Stated exercise = Omit all pictures, then retype the data exactly as given.

Stored rows =
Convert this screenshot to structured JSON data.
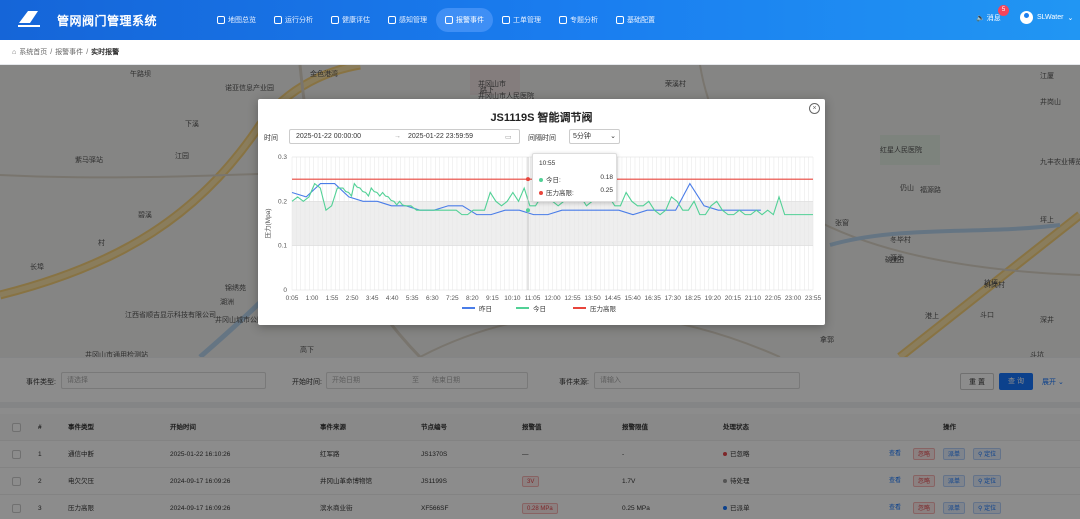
{
  "app": {
    "title": "管网阀门管理系统",
    "logo_icon": "logo-icon"
  },
  "nav": [
    {
      "label": "地图总览",
      "icon": "home-icon",
      "active": false
    },
    {
      "label": "运行分析",
      "icon": "pulse-icon",
      "active": false
    },
    {
      "label": "健康评估",
      "icon": "heart-icon",
      "active": false
    },
    {
      "label": "感知管理",
      "icon": "sensor-icon",
      "active": false
    },
    {
      "label": "报警事件",
      "icon": "bell-icon",
      "active": true
    },
    {
      "label": "工单管理",
      "icon": "document-icon",
      "active": false
    },
    {
      "label": "专题分析",
      "icon": "chart-icon",
      "active": false
    },
    {
      "label": "基础配置",
      "icon": "settings-icon",
      "active": false
    }
  ],
  "header": {
    "message_label": "消息",
    "message_count": "5",
    "username": "SLWater"
  },
  "breadcrumb": {
    "home": "系统首页",
    "section": "报警事件",
    "current": "实时报警"
  },
  "map_labels": [
    "午路坝",
    "金色港湾",
    "并冈山市",
    "荣溪村",
    "江厦",
    "诺亚信息产业园",
    "井冈山市人民医院",
    "井岗山",
    "下溪",
    "路下",
    "红星人民医院",
    "九丰农业博览园",
    "江园",
    "紫马驿站",
    "碧溪",
    "坪上",
    "村",
    "长埠",
    "张窗",
    "碗上",
    "仍山",
    "源头",
    "坑坪",
    "港上",
    "江西省顺吉显示科技有限公司",
    "拿郭",
    "井冈山市通用检测站",
    "斗口",
    "斗坑",
    "锦绣苑",
    "湖洲",
    "井冈山城市公园",
    "高下",
    "福源路",
    "深井",
    "冬毕村",
    "沙田",
    "斜岗村"
  ],
  "modal": {
    "title": "JS1119S 智能调节阀",
    "time_label": "时间",
    "start": "2025-01-22 00:00:00",
    "arrow": "→",
    "end": "2025-01-22 23:59:59",
    "interval_label": "间隔时间",
    "interval": "5分钟",
    "tooltip": {
      "time": "10:55",
      "today_label": "今日:",
      "today_value": "0.18",
      "limit_label": "压力高限:",
      "limit_value": "0.25"
    }
  },
  "chart_data": {
    "type": "line",
    "ylabel": "压力(Mpa)",
    "ylim": [
      0,
      0.3
    ],
    "yticks": [
      "0",
      "0.1",
      "0.2",
      "0.3"
    ],
    "xticks": [
      "0:05",
      "1:00",
      "1:55",
      "2:50",
      "3:45",
      "4:40",
      "5:35",
      "6:30",
      "7:25",
      "8:20",
      "9:15",
      "10:10",
      "11:05",
      "12:00",
      "12:55",
      "13:50",
      "14:45",
      "15:40",
      "16:35",
      "17:30",
      "18:25",
      "19:20",
      "20:15",
      "21:10",
      "22:05",
      "23:00",
      "23:55"
    ],
    "series": [
      {
        "name": "昨日",
        "color": "#4a7de8",
        "values": [
          0.22,
          0.21,
          0.24,
          0.24,
          0.21,
          0.2,
          0.2,
          0.19,
          0.19,
          0.18,
          0.18,
          0.19,
          0.19,
          0.17,
          0.17,
          0.18,
          0.18,
          0.17,
          0.17,
          0.18,
          0.18,
          0.18,
          0.18,
          0.18,
          0.17,
          0.18,
          0.18,
          0.18,
          0.24,
          0.19,
          0.18,
          0.18,
          0.18,
          0.18
        ]
      },
      {
        "name": "今日",
        "color": "#52d196",
        "values": [
          0.2,
          0.21,
          0.2,
          0.21,
          0.24,
          0.23,
          0.18,
          0.19,
          0.23,
          0.23,
          0.22,
          0.24,
          0.23,
          0.22,
          0.23,
          0.22,
          0.22,
          0.21,
          0.2,
          0.2,
          0.19,
          0.19,
          0.18,
          0.18,
          0.18,
          0.18,
          0.18,
          0.18,
          0.18,
          0.18,
          0.17,
          0.17,
          0.18,
          0.18,
          0.18,
          0.22,
          0.2,
          0.19,
          0.2,
          0.22,
          0.2,
          0.23,
          0.19,
          0.19,
          0.21,
          0.23,
          0.2,
          0.19,
          0.2,
          0.2,
          0.26,
          0.21,
          0.19,
          0.2,
          0.21,
          0.2,
          0.21,
          0.19,
          0.19,
          0.22,
          0.2,
          0.19,
          0.19,
          0.2,
          0.18,
          0.17,
          0.18,
          0.21,
          0.2,
          0.18,
          0.18,
          0.2,
          0.17,
          0.17,
          0.19,
          0.2,
          0.18,
          0.17,
          0.17,
          0.18,
          0.17,
          0.17,
          0.18,
          0.17,
          0.18,
          0.17,
          0.21,
          0.17,
          0.17,
          0.17,
          0.17,
          0.17,
          0.17
        ]
      },
      {
        "name": "压力高限",
        "color": "#e8453c",
        "values": [
          0.25,
          0.25
        ]
      }
    ],
    "grid": true,
    "legend": "bottom"
  },
  "filter": {
    "event_type_label": "事件类型:",
    "event_type_placeholder": "请选择",
    "start_time_label": "开始时间:",
    "start_placeholder": "开始日期",
    "end_placeholder": "结束日期",
    "range_sep": "至",
    "source_label": "事件来源:",
    "source_placeholder": "请输入",
    "reset": "重 置",
    "query": "查 询",
    "expand": "展开"
  },
  "table": {
    "headers": [
      "#",
      "事件类型",
      "开始时间",
      "事件来源",
      "节点编号",
      "报警值",
      "报警限值",
      "处理状态",
      "操作"
    ],
    "rows": [
      {
        "no": "1",
        "type": "通信中断",
        "time": "2025-01-22 16:10:26",
        "source": "红军路",
        "node": "JS1370S",
        "value": "—",
        "limit": "-",
        "status": "已忽略",
        "status_color": "#e5484d"
      },
      {
        "no": "2",
        "type": "电欠欠压",
        "time": "2024-09-17 16:09:26",
        "source": "井冈山革命博物馆",
        "node": "JS1199S",
        "value": "3V",
        "limit": "1.7V",
        "status": "待处理",
        "status_color": "#999999"
      },
      {
        "no": "3",
        "type": "压力高限",
        "time": "2024-09-17 16:09:26",
        "source": "滨水商业街",
        "node": "XF566SF",
        "value": "0.28 MPa",
        "limit": "0.25 MPa",
        "status": "已派单",
        "status_color": "#1677ff"
      }
    ],
    "actions": {
      "view": "查看",
      "ignore": "忽略",
      "dispatch": "派单",
      "locate": "定位"
    }
  }
}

The output =
Convert this screenshot to structured JSON data.
{
  "app": {
    "title": "管网阀门管理系统",
    "logo_icon": "logo-icon"
  },
  "nav": [
    {
      "label": "地图总览",
      "icon": "home-icon",
      "active": false
    },
    {
      "label": "运行分析",
      "icon": "pulse-icon",
      "active": false
    },
    {
      "label": "健康评估",
      "icon": "heart-icon",
      "active": false
    },
    {
      "label": "感知管理",
      "icon": "sensor-icon",
      "active": false
    },
    {
      "label": "报警事件",
      "icon": "bell-icon",
      "active": true
    },
    {
      "label": "工单管理",
      "icon": "document-icon",
      "active": false
    },
    {
      "label": "专题分析",
      "icon": "chart-icon",
      "active": false
    },
    {
      "label": "基础配置",
      "icon": "settings-icon",
      "active": false
    }
  ],
  "header": {
    "message_label": "消息",
    "message_count": "5",
    "username": "SLWater"
  },
  "breadcrumb": {
    "home": "系统首页",
    "section": "报警事件",
    "current": "实时报警"
  },
  "map_labels": [
    "午路坝",
    "金色港湾",
    "并冈山市",
    "荣溪村",
    "江厦",
    "诺亚信息产业园",
    "井冈山市人民医院",
    "井岗山",
    "下溪",
    "路下",
    "红星人民医院",
    "九丰农业博览园",
    "江园",
    "紫马驿站",
    "碧溪",
    "坪上",
    "村",
    "长埠",
    "张窗",
    "碗上",
    "仍山",
    "源头",
    "坑坪",
    "港上",
    "江西省顺吉显示科技有限公司",
    "拿郭",
    "井冈山市通用检测站",
    "斗口",
    "斗坑",
    "锦绣苑",
    "湖洲",
    "井冈山城市公园",
    "高下",
    "福源路",
    "深井",
    "冬毕村",
    "沙田",
    "斜岗村"
  ],
  "modal": {
    "title": "JS1119S 智能调节阀",
    "time_label": "时间",
    "start": "2025-01-22 00:00:00",
    "arrow": "→",
    "end": "2025-01-22 23:59:59",
    "interval_label": "间隔时间",
    "interval": "5分钟",
    "tooltip": {
      "time": "10:55",
      "today_label": "今日:",
      "today_value": "0.18",
      "limit_label": "压力高限:",
      "limit_value": "0.25"
    }
  },
  "chart_data": {
    "type": "line",
    "ylabel": "压力(Mpa)",
    "ylim": [
      0,
      0.3
    ],
    "yticks": [
      "0",
      "0.1",
      "0.2",
      "0.3"
    ],
    "xticks": [
      "0:05",
      "1:00",
      "1:55",
      "2:50",
      "3:45",
      "4:40",
      "5:35",
      "6:30",
      "7:25",
      "8:20",
      "9:15",
      "10:10",
      "11:05",
      "12:00",
      "12:55",
      "13:50",
      "14:45",
      "15:40",
      "16:35",
      "17:30",
      "18:25",
      "19:20",
      "20:15",
      "21:10",
      "22:05",
      "23:00",
      "23:55"
    ],
    "series": [
      {
        "name": "昨日",
        "color": "#4a7de8",
        "values": [
          0.22,
          0.21,
          0.24,
          0.24,
          0.21,
          0.2,
          0.2,
          0.19,
          0.19,
          0.18,
          0.18,
          0.19,
          0.19,
          0.17,
          0.17,
          0.18,
          0.18,
          0.17,
          0.17,
          0.18,
          0.18,
          0.18,
          0.18,
          0.18,
          0.17,
          0.18,
          0.18,
          0.18,
          0.24,
          0.19,
          0.18,
          0.18,
          0.18,
          0.18
        ]
      },
      {
        "name": "今日",
        "color": "#52d196",
        "values": [
          0.2,
          0.21,
          0.2,
          0.21,
          0.24,
          0.23,
          0.18,
          0.19,
          0.23,
          0.23,
          0.22,
          0.24,
          0.23,
          0.22,
          0.23,
          0.22,
          0.22,
          0.21,
          0.2,
          0.2,
          0.19,
          0.19,
          0.18,
          0.18,
          0.18,
          0.18,
          0.18,
          0.18,
          0.18,
          0.18,
          0.17,
          0.17,
          0.18,
          0.18,
          0.18,
          0.22,
          0.2,
          0.19,
          0.2,
          0.22,
          0.2,
          0.23,
          0.19,
          0.19,
          0.21,
          0.23,
          0.2,
          0.19,
          0.2,
          0.2,
          0.26,
          0.21,
          0.19,
          0.2,
          0.21,
          0.2,
          0.21,
          0.19,
          0.19,
          0.22,
          0.2,
          0.19,
          0.19,
          0.2,
          0.18,
          0.17,
          0.18,
          0.21,
          0.2,
          0.18,
          0.18,
          0.2,
          0.17,
          0.17,
          0.19,
          0.2,
          0.18,
          0.17,
          0.17,
          0.18,
          0.17,
          0.17,
          0.18,
          0.17,
          0.18,
          0.17,
          0.21,
          0.17,
          0.17,
          0.17,
          0.17,
          0.17,
          0.17
        ]
      },
      {
        "name": "压力高限",
        "color": "#e8453c",
        "values": [
          0.25,
          0.25
        ]
      }
    ],
    "grid": true,
    "legend": "bottom"
  },
  "filter": {
    "event_type_label": "事件类型:",
    "event_type_placeholder": "请选择",
    "start_time_label": "开始时间:",
    "start_placeholder": "开始日期",
    "end_placeholder": "结束日期",
    "range_sep": "至",
    "source_label": "事件来源:",
    "source_placeholder": "请输入",
    "reset": "重 置",
    "query": "查 询",
    "expand": "展开"
  },
  "table": {
    "headers": [
      "#",
      "事件类型",
      "开始时间",
      "事件来源",
      "节点编号",
      "报警值",
      "报警限值",
      "处理状态",
      "操作"
    ],
    "rows": [
      {
        "no": "1",
        "type": "通信中断",
        "time": "2025-01-22 16:10:26",
        "source": "红军路",
        "node": "JS1370S",
        "value": "—",
        "limit": "-",
        "status": "已忽略",
        "status_color": "#e5484d"
      },
      {
        "no": "2",
        "type": "电欠欠压",
        "time": "2024-09-17 16:09:26",
        "source": "井冈山革命博物馆",
        "node": "JS1199S",
        "value": "3V",
        "limit": "1.7V",
        "status": "待处理",
        "status_color": "#999999"
      },
      {
        "no": "3",
        "type": "压力高限",
        "time": "2024-09-17 16:09:26",
        "source": "滨水商业街",
        "node": "XF566SF",
        "value": "0.28 MPa",
        "limit": "0.25 MPa",
        "status": "已派单",
        "status_color": "#1677ff"
      }
    ],
    "actions": {
      "view": "查看",
      "ignore": "忽略",
      "dispatch": "派单",
      "locate": "定位"
    }
  }
}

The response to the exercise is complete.